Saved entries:
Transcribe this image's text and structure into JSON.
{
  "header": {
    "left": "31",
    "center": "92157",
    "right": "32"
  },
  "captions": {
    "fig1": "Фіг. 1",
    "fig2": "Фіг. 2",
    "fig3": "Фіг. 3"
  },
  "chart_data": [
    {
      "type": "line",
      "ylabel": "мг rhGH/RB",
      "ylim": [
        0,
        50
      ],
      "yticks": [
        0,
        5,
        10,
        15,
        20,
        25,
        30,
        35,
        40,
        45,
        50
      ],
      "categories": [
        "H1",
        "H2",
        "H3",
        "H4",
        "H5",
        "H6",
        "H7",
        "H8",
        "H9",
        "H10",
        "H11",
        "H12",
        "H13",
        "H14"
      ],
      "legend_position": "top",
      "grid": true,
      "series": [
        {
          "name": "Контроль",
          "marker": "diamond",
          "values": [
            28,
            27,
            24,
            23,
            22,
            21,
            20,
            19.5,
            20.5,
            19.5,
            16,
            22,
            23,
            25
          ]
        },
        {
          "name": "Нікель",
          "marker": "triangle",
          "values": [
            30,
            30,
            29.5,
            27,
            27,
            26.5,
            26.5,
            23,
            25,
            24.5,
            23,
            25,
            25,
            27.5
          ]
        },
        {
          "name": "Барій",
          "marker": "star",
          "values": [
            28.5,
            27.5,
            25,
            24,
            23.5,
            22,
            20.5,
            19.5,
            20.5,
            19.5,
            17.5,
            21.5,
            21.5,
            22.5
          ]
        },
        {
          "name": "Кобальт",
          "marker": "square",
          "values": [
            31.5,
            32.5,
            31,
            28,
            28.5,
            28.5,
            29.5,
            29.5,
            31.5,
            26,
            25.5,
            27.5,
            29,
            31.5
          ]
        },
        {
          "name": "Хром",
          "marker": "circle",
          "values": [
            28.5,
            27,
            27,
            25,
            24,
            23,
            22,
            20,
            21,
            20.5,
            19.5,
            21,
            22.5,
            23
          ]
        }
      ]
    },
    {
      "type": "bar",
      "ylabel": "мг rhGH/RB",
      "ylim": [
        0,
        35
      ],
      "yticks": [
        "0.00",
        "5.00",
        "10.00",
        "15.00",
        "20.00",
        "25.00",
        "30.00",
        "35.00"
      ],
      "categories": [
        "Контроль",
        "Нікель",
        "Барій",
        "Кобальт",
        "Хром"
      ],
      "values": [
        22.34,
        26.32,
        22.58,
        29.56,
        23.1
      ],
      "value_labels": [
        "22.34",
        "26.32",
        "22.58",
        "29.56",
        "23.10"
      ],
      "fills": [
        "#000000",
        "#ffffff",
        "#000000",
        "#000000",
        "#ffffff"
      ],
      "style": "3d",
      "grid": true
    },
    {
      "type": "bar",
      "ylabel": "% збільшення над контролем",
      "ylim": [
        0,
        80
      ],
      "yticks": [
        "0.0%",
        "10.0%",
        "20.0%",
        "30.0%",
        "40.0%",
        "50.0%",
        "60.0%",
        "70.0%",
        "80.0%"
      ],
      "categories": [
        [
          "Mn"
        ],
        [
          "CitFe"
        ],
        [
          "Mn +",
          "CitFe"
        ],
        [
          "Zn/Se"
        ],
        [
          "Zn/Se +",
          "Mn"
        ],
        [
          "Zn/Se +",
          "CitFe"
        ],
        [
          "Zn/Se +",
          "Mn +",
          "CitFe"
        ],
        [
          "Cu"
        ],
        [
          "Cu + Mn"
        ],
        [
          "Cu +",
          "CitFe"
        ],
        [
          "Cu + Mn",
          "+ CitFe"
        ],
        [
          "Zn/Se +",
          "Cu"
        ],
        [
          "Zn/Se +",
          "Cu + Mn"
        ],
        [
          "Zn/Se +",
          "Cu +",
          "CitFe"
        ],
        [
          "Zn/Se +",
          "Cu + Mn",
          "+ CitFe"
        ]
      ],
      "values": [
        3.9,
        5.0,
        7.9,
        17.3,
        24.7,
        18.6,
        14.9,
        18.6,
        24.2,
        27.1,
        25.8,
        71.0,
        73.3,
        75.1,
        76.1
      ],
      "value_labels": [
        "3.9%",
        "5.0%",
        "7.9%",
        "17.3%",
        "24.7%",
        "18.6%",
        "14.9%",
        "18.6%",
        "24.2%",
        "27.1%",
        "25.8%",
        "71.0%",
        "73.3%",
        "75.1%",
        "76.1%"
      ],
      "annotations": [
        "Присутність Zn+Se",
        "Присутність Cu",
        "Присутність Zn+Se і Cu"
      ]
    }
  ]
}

Work to complete: Return a copy of every line that includes the word "Присутність".

Worked solution:
        "Присутність Zn+Se",
        "Присутність Cu",
        "Присутність Zn+Se і Cu"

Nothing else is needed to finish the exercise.